• [Task to complete]
Your task is to retype each line of the data below exactly.

(Figure record listings)
........

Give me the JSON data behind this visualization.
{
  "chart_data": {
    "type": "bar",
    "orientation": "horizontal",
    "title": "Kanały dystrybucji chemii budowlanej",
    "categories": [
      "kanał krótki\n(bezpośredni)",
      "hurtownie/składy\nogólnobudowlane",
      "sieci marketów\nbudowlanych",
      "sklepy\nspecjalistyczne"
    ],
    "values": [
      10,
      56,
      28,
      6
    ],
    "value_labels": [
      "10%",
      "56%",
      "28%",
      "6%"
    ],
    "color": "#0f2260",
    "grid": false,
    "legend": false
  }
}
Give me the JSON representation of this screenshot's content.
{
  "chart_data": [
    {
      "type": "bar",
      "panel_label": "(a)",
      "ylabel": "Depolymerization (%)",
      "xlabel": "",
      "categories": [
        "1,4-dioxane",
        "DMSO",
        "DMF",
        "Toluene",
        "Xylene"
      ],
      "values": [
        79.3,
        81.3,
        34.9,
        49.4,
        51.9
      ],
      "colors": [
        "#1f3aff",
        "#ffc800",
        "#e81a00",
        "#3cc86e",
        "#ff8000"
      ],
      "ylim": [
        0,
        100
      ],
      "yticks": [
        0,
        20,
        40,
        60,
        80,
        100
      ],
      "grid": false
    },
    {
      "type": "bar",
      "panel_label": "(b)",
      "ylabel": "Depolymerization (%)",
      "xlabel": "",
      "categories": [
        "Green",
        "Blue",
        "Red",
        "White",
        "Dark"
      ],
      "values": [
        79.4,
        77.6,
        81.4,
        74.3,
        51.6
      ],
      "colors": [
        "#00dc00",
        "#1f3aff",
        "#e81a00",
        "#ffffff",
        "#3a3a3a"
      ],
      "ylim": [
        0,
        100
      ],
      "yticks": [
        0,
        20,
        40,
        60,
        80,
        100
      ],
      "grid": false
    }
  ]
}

........

• [Result]
Give me the JSON data behind this visualization.
{
  "chart_data": {
    "type": "bar",
    "orientation": "horizontal",
    "title": "Kanały dystrybucji chemii budowlanej",
    "categories": [
      "kanał krótki\n(bezpośredni)",
      "hurtownie/składy\nogólnobudowlane",
      "sieci marketów\nbudowlanych",
      "sklepy\nspecjalistyczne"
    ],
    "values": [
      10,
      56,
      28,
      6
    ],
    "value_labels": [
      "10%",
      "56%",
      "28%",
      "6%"
    ],
    "color": "#0f2260",
    "grid": false,
    "legend": false
  }
}
Give me the JSON representation of this screenshot's content.
{
  "chart_data": [
    {
      "type": "bar",
      "panel_label": "(a)",
      "ylabel": "Depolymerization (%)",
      "xlabel": "",
      "categories": [
        "1,4-dioxane",
        "DMSO",
        "DMF",
        "Toluene",
        "Xylene"
      ],
      "values": [
        79.3,
        81.3,
        34.9,
        49.4,
        51.9
      ],
      "colors": [
        "#1f3aff",
        "#ffc800",
        "#e81a00",
        "#3cc86e",
        "#ff8000"
      ],
      "ylim": [
        0,
        100
      ],
      "yticks": [
        0,
        20,
        40,
        60,
        80,
        100
      ],
      "grid": false
    },
    {
      "type": "bar",
      "panel_label": "(b)",
      "ylabel": "Depolymerization (%)",
      "xlabel": "",
      "categories": [
        "Green",
        "Blue",
        "Red",
        "White",
        "Dark"
      ],
      "values": [
        79.4,
        77.6,
        81.4,
        74.3,
        51.6
      ],
      "colors": [
        "#00dc00",
        "#1f3aff",
        "#e81a00",
        "#ffffff",
        "#3a3a3a"
      ],
      "ylim": [
        0,
        100
      ],
      "yticks": [
        0,
        20,
        40,
        60,
        80,
        100
      ],
      "grid": false
    }
  ]
}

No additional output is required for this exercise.